_Task objective_:
Quote the listing below in its entirety.

[Chart and figure data]
↓↓↓

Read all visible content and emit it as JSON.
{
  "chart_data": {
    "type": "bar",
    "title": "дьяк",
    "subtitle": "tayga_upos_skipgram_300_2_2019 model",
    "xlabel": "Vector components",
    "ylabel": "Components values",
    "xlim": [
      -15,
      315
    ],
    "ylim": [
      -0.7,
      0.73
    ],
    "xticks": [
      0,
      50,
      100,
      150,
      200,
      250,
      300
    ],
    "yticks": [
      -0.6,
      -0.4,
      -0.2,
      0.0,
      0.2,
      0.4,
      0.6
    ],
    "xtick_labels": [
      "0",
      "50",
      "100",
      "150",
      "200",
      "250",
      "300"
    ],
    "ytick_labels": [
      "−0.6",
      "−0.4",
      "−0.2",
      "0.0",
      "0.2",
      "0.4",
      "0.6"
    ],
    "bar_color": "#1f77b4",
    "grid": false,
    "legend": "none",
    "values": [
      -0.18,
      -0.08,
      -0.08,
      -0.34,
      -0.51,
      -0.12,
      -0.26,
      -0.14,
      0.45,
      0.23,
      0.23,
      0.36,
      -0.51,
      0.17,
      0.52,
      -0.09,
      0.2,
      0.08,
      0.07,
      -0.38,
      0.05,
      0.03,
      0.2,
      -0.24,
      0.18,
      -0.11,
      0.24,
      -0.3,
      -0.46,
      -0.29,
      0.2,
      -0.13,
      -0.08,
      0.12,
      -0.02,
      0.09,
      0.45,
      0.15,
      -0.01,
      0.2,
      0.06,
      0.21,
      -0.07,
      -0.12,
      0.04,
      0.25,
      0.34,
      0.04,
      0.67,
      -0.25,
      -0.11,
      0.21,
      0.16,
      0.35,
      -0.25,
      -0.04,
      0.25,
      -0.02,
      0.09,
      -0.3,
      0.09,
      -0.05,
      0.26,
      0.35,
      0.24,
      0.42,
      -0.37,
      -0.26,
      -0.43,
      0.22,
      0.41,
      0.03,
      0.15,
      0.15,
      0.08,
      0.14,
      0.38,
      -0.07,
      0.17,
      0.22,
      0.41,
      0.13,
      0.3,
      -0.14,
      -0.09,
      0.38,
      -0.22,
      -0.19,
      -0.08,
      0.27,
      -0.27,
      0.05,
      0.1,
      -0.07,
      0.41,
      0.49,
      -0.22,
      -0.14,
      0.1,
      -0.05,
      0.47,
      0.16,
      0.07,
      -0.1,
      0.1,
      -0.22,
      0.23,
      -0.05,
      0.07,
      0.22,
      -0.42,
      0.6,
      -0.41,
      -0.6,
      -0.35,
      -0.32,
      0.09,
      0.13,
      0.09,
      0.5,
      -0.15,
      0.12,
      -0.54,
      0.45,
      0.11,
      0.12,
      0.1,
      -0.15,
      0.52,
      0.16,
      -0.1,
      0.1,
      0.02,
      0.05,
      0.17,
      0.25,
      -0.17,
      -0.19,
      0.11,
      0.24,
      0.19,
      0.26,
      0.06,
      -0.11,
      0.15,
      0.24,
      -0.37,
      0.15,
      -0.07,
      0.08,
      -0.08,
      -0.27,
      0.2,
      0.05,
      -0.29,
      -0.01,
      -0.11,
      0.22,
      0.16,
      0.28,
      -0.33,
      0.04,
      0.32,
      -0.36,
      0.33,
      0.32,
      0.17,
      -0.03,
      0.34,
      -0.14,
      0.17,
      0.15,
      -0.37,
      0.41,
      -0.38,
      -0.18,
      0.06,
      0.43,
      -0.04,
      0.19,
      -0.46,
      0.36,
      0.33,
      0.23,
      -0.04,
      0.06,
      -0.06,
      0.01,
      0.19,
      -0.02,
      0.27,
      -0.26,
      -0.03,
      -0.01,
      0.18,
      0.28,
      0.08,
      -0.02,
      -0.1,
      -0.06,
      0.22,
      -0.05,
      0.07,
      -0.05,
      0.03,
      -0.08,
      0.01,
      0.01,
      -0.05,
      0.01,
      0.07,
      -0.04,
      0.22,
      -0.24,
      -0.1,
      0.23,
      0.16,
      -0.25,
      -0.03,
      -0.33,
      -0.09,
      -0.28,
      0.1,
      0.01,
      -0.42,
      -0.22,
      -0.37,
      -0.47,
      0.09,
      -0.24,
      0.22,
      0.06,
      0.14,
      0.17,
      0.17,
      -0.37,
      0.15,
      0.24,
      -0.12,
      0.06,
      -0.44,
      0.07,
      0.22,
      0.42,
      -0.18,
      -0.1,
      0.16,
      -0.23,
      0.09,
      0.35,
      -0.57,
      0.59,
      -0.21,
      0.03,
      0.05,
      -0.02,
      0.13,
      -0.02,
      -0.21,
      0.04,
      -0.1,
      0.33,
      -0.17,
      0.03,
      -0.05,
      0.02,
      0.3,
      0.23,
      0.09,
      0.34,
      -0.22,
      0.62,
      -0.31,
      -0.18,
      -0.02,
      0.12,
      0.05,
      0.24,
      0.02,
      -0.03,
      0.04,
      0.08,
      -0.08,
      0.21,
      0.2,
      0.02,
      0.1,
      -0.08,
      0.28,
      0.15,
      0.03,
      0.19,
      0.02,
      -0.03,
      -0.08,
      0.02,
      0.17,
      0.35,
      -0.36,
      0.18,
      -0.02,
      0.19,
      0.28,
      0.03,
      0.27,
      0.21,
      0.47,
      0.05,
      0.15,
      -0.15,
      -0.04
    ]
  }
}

↑↑↑

_Full answer_:
Read all visible content and emit it as JSON.
{
  "chart_data": {
    "type": "bar",
    "title": "дьяк",
    "subtitle": "tayga_upos_skipgram_300_2_2019 model",
    "xlabel": "Vector components",
    "ylabel": "Components values",
    "xlim": [
      -15,
      315
    ],
    "ylim": [
      -0.7,
      0.73
    ],
    "xticks": [
      0,
      50,
      100,
      150,
      200,
      250,
      300
    ],
    "yticks": [
      -0.6,
      -0.4,
      -0.2,
      0.0,
      0.2,
      0.4,
      0.6
    ],
    "xtick_labels": [
      "0",
      "50",
      "100",
      "150",
      "200",
      "250",
      "300"
    ],
    "ytick_labels": [
      "−0.6",
      "−0.4",
      "−0.2",
      "0.0",
      "0.2",
      "0.4",
      "0.6"
    ],
    "bar_color": "#1f77b4",
    "grid": false,
    "legend": "none",
    "values": [
      -0.18,
      -0.08,
      -0.08,
      -0.34,
      -0.51,
      -0.12,
      -0.26,
      -0.14,
      0.45,
      0.23,
      0.23,
      0.36,
      -0.51,
      0.17,
      0.52,
      -0.09,
      0.2,
      0.08,
      0.07,
      -0.38,
      0.05,
      0.03,
      0.2,
      -0.24,
      0.18,
      -0.11,
      0.24,
      -0.3,
      -0.46,
      -0.29,
      0.2,
      -0.13,
      -0.08,
      0.12,
      -0.02,
      0.09,
      0.45,
      0.15,
      -0.01,
      0.2,
      0.06,
      0.21,
      -0.07,
      -0.12,
      0.04,
      0.25,
      0.34,
      0.04,
      0.67,
      -0.25,
      -0.11,
      0.21,
      0.16,
      0.35,
      -0.25,
      -0.04,
      0.25,
      -0.02,
      0.09,
      -0.3,
      0.09,
      -0.05,
      0.26,
      0.35,
      0.24,
      0.42,
      -0.37,
      -0.26,
      -0.43,
      0.22,
      0.41,
      0.03,
      0.15,
      0.15,
      0.08,
      0.14,
      0.38,
      -0.07,
      0.17,
      0.22,
      0.41,
      0.13,
      0.3,
      -0.14,
      -0.09,
      0.38,
      -0.22,
      -0.19,
      -0.08,
      0.27,
      -0.27,
      0.05,
      0.1,
      -0.07,
      0.41,
      0.49,
      -0.22,
      -0.14,
      0.1,
      -0.05,
      0.47,
      0.16,
      0.07,
      -0.1,
      0.1,
      -0.22,
      0.23,
      -0.05,
      0.07,
      0.22,
      -0.42,
      0.6,
      -0.41,
      -0.6,
      -0.35,
      -0.32,
      0.09,
      0.13,
      0.09,
      0.5,
      -0.15,
      0.12,
      -0.54,
      0.45,
      0.11,
      0.12,
      0.1,
      -0.15,
      0.52,
      0.16,
      -0.1,
      0.1,
      0.02,
      0.05,
      0.17,
      0.25,
      -0.17,
      -0.19,
      0.11,
      0.24,
      0.19,
      0.26,
      0.06,
      -0.11,
      0.15,
      0.24,
      -0.37,
      0.15,
      -0.07,
      0.08,
      -0.08,
      -0.27,
      0.2,
      0.05,
      -0.29,
      -0.01,
      -0.11,
      0.22,
      0.16,
      0.28,
      -0.33,
      0.04,
      0.32,
      -0.36,
      0.33,
      0.32,
      0.17,
      -0.03,
      0.34,
      -0.14,
      0.17,
      0.15,
      -0.37,
      0.41,
      -0.38,
      -0.18,
      0.06,
      0.43,
      -0.04,
      0.19,
      -0.46,
      0.36,
      0.33,
      0.23,
      -0.04,
      0.06,
      -0.06,
      0.01,
      0.19,
      -0.02,
      0.27,
      -0.26,
      -0.03,
      -0.01,
      0.18,
      0.28,
      0.08,
      -0.02,
      -0.1,
      -0.06,
      0.22,
      -0.05,
      0.07,
      -0.05,
      0.03,
      -0.08,
      0.01,
      0.01,
      -0.05,
      0.01,
      0.07,
      -0.04,
      0.22,
      -0.24,
      -0.1,
      0.23,
      0.16,
      -0.25,
      -0.03,
      -0.33,
      -0.09,
      -0.28,
      0.1,
      0.01,
      -0.42,
      -0.22,
      -0.37,
      -0.47,
      0.09,
      -0.24,
      0.22,
      0.06,
      0.14,
      0.17,
      0.17,
      -0.37,
      0.15,
      0.24,
      -0.12,
      0.06,
      -0.44,
      0.07,
      0.22,
      0.42,
      -0.18,
      -0.1,
      0.16,
      -0.23,
      0.09,
      0.35,
      -0.57,
      0.59,
      -0.21,
      0.03,
      0.05,
      -0.02,
      0.13,
      -0.02,
      -0.21,
      0.04,
      -0.1,
      0.33,
      -0.17,
      0.03,
      -0.05,
      0.02,
      0.3,
      0.23,
      0.09,
      0.34,
      -0.22,
      0.62,
      -0.31,
      -0.18,
      -0.02,
      0.12,
      0.05,
      0.24,
      0.02,
      -0.03,
      0.04,
      0.08,
      -0.08,
      0.21,
      0.2,
      0.02,
      0.1,
      -0.08,
      0.28,
      0.15,
      0.03,
      0.19,
      0.02,
      -0.03,
      -0.08,
      0.02,
      0.17,
      0.35,
      -0.36,
      0.18,
      -0.02,
      0.19,
      0.28,
      0.03,
      0.27,
      0.21,
      0.47,
      0.05,
      0.15,
      -0.15,
      -0.04
    ]
  }
}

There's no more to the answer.